PROBLEM TO SOLVE: Below are records. Transcribe exactly the lines from the one that contains "Read out every word on this page." through the last line, leaving any pictures out.

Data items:
■ ■ ■
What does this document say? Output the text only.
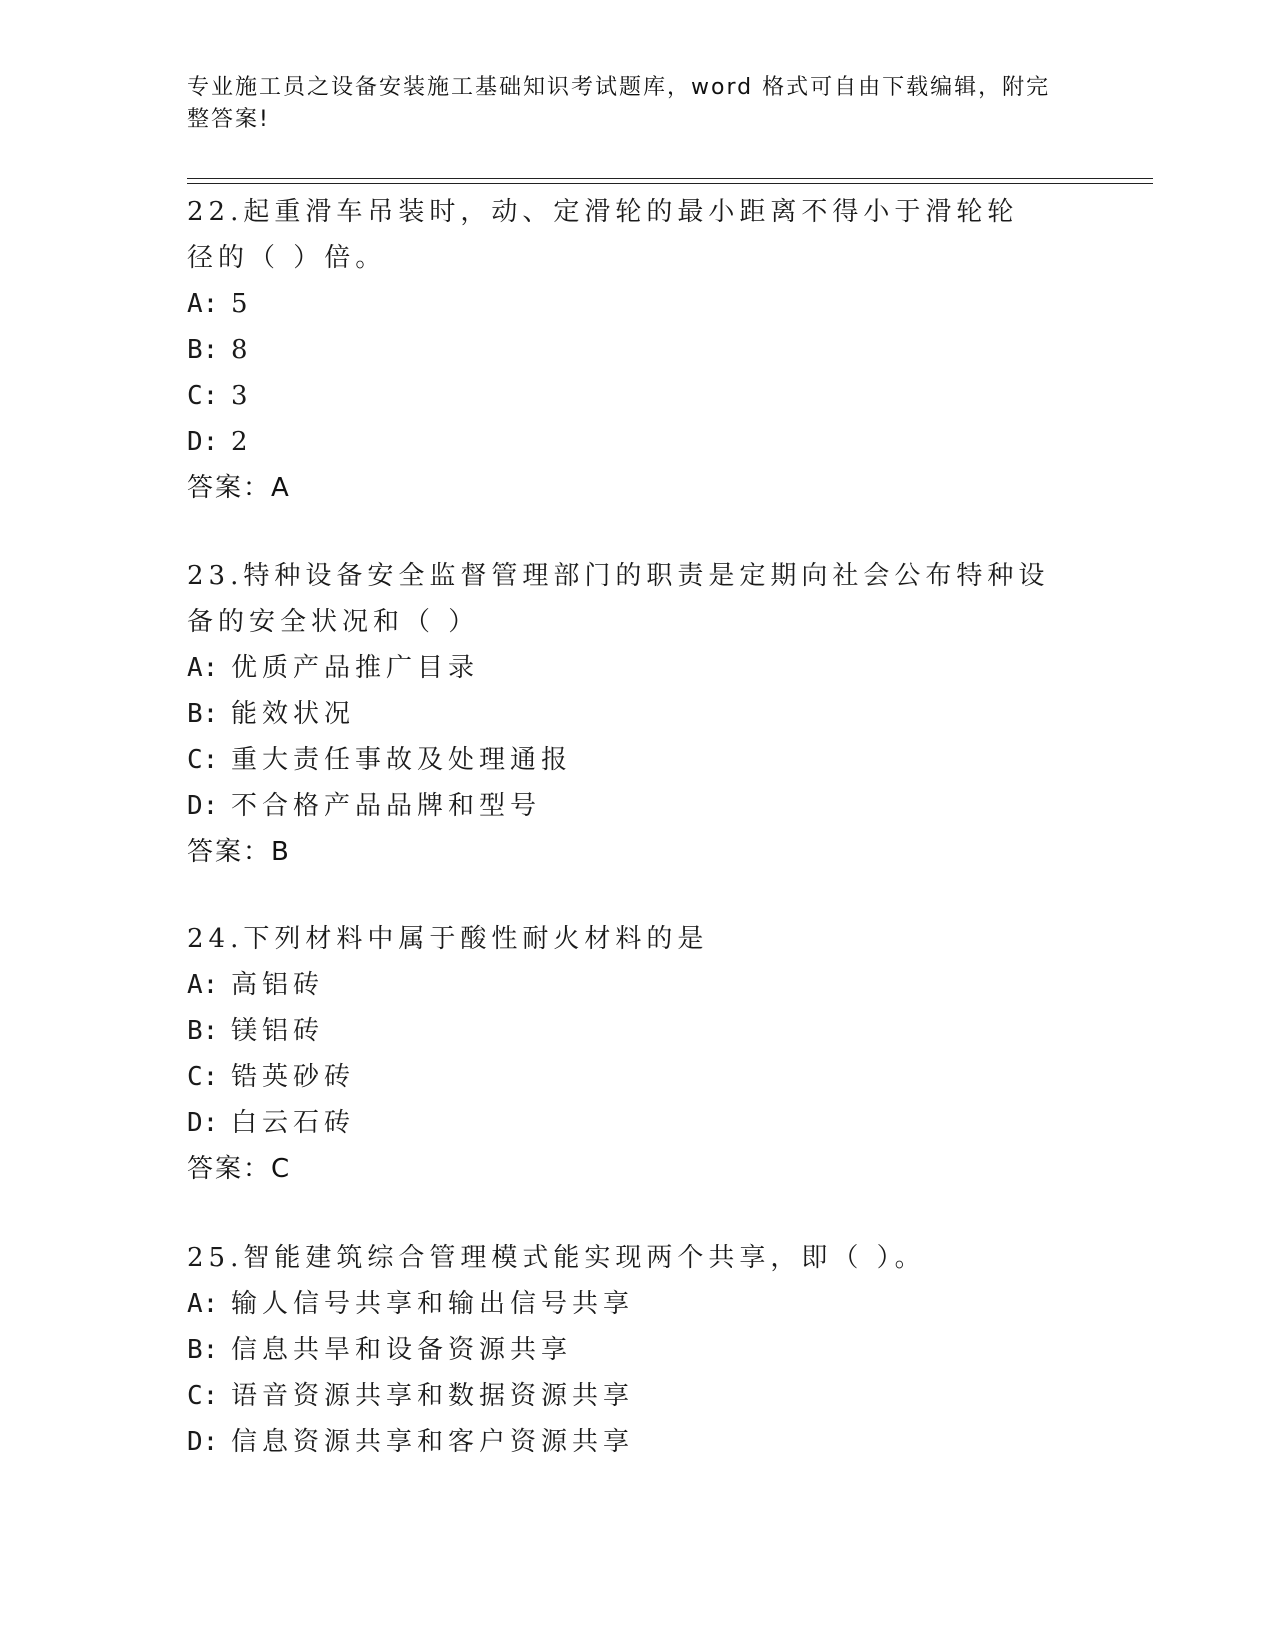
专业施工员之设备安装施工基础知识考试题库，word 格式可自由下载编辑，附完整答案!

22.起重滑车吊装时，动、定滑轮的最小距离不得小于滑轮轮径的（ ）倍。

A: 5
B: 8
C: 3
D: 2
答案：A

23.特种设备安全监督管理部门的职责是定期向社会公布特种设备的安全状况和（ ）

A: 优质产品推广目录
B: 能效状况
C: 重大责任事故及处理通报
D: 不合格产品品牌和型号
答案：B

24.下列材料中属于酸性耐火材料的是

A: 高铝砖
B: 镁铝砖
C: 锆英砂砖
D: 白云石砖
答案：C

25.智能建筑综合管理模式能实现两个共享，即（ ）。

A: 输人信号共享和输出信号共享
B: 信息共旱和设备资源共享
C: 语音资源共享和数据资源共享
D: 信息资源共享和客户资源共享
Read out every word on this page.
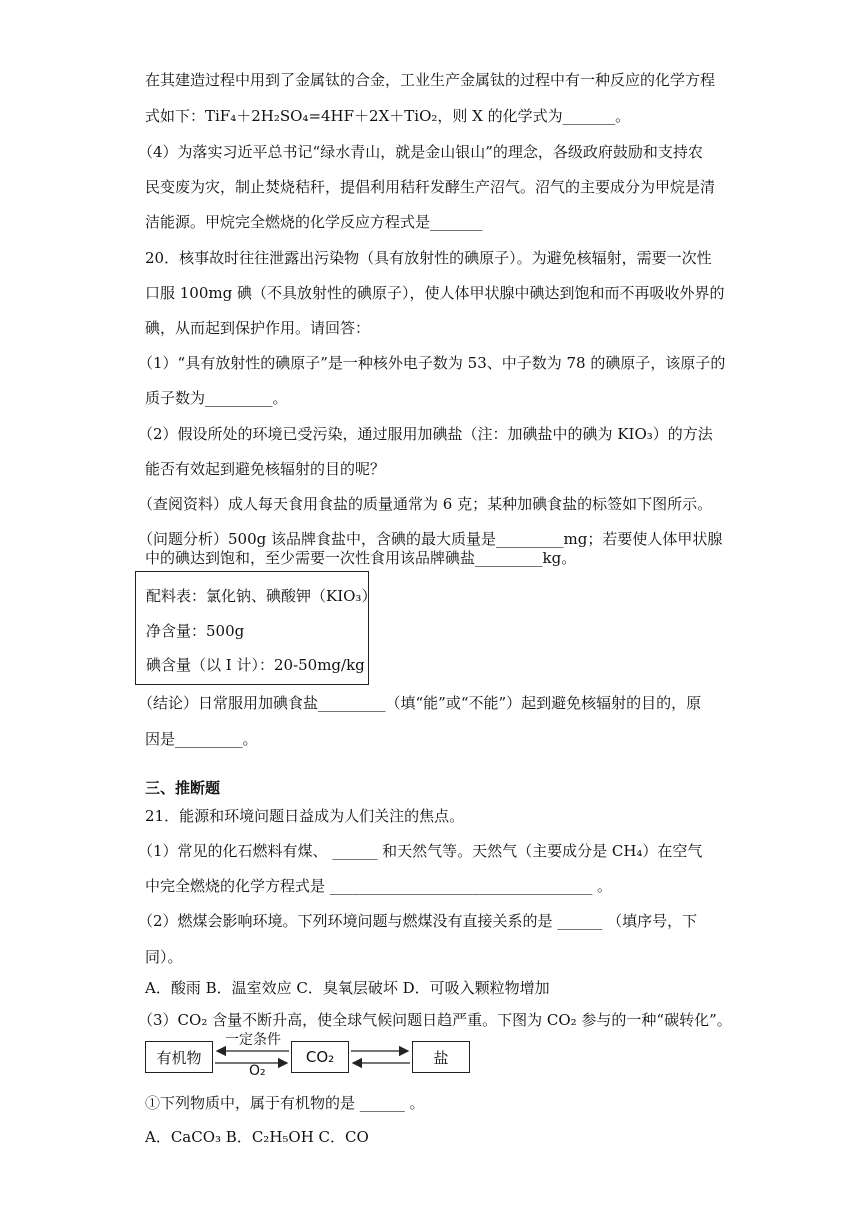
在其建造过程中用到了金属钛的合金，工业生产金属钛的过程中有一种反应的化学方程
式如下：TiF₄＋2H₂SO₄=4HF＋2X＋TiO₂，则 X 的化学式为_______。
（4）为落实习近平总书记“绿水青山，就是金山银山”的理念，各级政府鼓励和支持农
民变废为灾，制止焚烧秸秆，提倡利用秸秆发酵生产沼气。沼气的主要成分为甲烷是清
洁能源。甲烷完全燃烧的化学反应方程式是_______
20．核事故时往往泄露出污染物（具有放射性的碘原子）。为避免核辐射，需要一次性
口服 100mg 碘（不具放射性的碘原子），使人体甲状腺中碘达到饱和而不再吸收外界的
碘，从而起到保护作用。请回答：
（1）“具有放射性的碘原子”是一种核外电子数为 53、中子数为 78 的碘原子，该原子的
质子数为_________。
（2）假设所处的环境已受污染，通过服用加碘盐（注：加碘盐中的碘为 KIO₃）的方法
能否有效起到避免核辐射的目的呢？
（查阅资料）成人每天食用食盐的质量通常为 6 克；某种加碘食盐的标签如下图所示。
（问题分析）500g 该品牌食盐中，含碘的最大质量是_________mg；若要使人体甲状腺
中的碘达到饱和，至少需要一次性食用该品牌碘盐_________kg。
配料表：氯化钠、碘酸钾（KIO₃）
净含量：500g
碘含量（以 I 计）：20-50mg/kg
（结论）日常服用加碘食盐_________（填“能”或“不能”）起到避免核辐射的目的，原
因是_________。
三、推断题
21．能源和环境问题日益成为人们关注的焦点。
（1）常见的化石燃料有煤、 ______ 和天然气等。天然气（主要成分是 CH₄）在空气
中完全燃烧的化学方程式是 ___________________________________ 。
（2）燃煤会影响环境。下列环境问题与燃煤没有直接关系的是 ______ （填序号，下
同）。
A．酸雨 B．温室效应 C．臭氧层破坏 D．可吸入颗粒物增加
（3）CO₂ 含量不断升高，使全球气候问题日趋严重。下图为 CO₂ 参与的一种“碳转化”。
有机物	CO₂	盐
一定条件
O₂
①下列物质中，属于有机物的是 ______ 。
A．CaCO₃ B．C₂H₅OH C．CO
■ ■ ■
IN RESPONSE:
Read out every word on this page.
在其建造过程中用到了金属钛的合金，工业生产金属钛的过程中有一种反应的化学方程
式如下：TiF₄＋2H₂SO₄=4HF＋2X＋TiO₂，则 X 的化学式为_______。
（4）为落实习近平总书记“绿水青山，就是金山银山”的理念，各级政府鼓励和支持农
民变废为灾，制止焚烧秸秆，提倡利用秸秆发酵生产沼气。沼气的主要成分为甲烷是清
洁能源。甲烷完全燃烧的化学反应方程式是_______
20．核事故时往往泄露出污染物（具有放射性的碘原子）。为避免核辐射，需要一次性
口服 100mg 碘（不具放射性的碘原子），使人体甲状腺中碘达到饱和而不再吸收外界的
碘，从而起到保护作用。请回答：
（1）“具有放射性的碘原子”是一种核外电子数为 53、中子数为 78 的碘原子，该原子的
质子数为_________。
（2）假设所处的环境已受污染，通过服用加碘盐（注：加碘盐中的碘为 KIO₃）的方法
能否有效起到避免核辐射的目的呢？
（查阅资料）成人每天食用食盐的质量通常为 6 克；某种加碘食盐的标签如下图所示。
（问题分析）500g 该品牌食盐中，含碘的最大质量是_________mg；若要使人体甲状腺
中的碘达到饱和，至少需要一次性食用该品牌碘盐_________kg。
配料表：氯化钠、碘酸钾（KIO₃）
净含量：500g
碘含量（以 I 计）：20-50mg/kg
（结论）日常服用加碘食盐_________（填“能”或“不能”）起到避免核辐射的目的，原
因是_________。
三、推断题
21．能源和环境问题日益成为人们关注的焦点。
（1）常见的化石燃料有煤、 ______ 和天然气等。天然气（主要成分是 CH₄）在空气
中完全燃烧的化学方程式是 ___________________________________ 。
（2）燃煤会影响环境。下列环境问题与燃煤没有直接关系的是 ______ （填序号，下
同）。
A．酸雨 B．温室效应 C．臭氧层破坏 D．可吸入颗粒物增加
（3）CO₂ 含量不断升高，使全球气候问题日趋严重。下图为 CO₂ 参与的一种“碳转化”。
有机物	CO₂	盐
一定条件
O₂
①下列物质中，属于有机物的是 ______ 。
A．CaCO₃ B．C₂H₅OH C．CO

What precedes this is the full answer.